▶ _Data in this exercise_:
===============

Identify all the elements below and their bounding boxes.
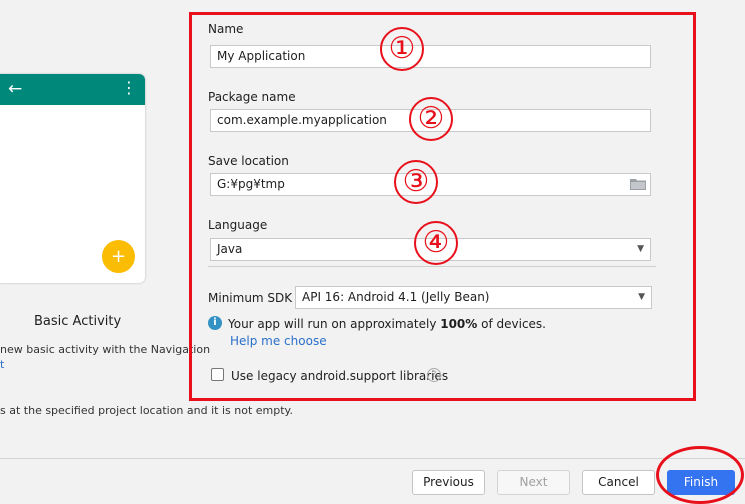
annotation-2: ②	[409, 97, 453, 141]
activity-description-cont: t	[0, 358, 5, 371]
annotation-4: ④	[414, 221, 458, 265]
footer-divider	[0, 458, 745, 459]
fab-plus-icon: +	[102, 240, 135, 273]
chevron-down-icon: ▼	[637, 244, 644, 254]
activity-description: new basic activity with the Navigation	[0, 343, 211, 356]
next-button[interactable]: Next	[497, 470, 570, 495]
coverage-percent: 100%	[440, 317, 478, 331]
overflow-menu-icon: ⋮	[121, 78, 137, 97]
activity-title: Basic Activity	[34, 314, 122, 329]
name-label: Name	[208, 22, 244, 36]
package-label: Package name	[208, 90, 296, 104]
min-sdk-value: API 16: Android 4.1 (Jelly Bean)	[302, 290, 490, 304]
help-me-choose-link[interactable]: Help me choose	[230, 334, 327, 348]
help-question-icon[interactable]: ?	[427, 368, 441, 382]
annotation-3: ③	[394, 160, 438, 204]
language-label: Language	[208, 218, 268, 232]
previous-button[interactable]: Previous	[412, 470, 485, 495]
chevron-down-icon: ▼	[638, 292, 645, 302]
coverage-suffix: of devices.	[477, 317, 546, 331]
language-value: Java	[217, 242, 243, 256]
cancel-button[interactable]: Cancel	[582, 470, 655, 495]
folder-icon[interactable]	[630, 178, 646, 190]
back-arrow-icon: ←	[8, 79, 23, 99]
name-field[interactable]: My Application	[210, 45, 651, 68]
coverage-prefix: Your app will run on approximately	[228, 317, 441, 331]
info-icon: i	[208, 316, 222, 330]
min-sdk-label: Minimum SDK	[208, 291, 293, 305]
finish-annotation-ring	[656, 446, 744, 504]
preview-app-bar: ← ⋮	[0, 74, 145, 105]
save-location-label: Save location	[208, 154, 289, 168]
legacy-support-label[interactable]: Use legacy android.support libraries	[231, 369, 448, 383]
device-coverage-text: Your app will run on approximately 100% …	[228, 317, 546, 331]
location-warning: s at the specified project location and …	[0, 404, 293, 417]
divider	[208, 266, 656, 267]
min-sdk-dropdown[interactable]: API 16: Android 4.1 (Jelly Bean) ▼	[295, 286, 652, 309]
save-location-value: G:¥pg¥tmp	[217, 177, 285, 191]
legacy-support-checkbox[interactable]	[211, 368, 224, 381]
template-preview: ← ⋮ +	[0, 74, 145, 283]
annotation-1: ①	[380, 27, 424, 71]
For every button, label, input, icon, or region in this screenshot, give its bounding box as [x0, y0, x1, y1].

===============

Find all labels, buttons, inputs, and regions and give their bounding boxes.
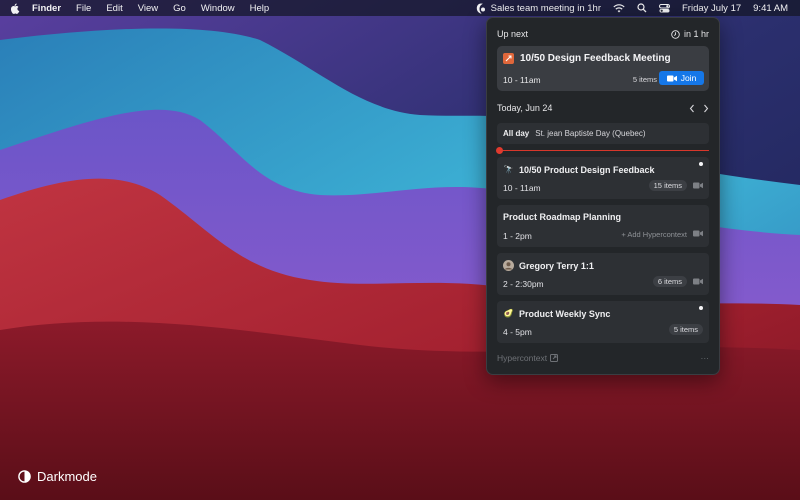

===============

Arrange everything from the line containing "Identify all the" down to the line containing "218, 268, 232]" as a Markdown table with the columns No. and Line, numbering each line and skipping blank ones. Leave the pictures out.

▶ _Solution to the exercise_:
| No. | Line |
|---|---|
| 1 | Identify all the elements below and their bounding boxes. |
| 2 | annotation-2: ②	[409, 97, 453, 141] |
| 3 | activity-description-cont: t	[0, 358, 5, 371] |
| 4 | annotation-4: ④	[414, 221, 458, 265] |
| 5 | footer-divider	[0, 458, 745, 459] |
| 6 | fab-plus-icon: +	[102, 240, 135, 273] |
| 7 | chevron-down-icon: ▼	[637, 244, 644, 254] |
| 8 | activity-description: new basic activity with the Navigation	[0, 343, 211, 356] |
| 9 | next-button[interactable]: Next	[497, 470, 570, 495] |
| 10 | coverage-percent: 100%	[440, 317, 478, 331] |
| 11 | overflow-menu-icon: ⋮	[121, 78, 137, 97] |
| 12 | activity-title: Basic Activity	[34, 314, 122, 329] |
| 13 | name-label: Name	[208, 22, 244, 36] |
| 14 | package-label: Package name	[208, 90, 296, 104] |
| 15 | min-sdk-value: API 16: Android 4.1 (Jelly Bean)	[302, 290, 490, 304] |
| 16 | help-me-choose-link[interactable]: Help me choose	[230, 334, 327, 348] |
| 17 | help-question-icon[interactable]: ?	[427, 368, 441, 382] |
| 18 | annotation-3: ③	[394, 160, 438, 204] |
| 19 | language-label: Language	[208, 218, 268, 232] |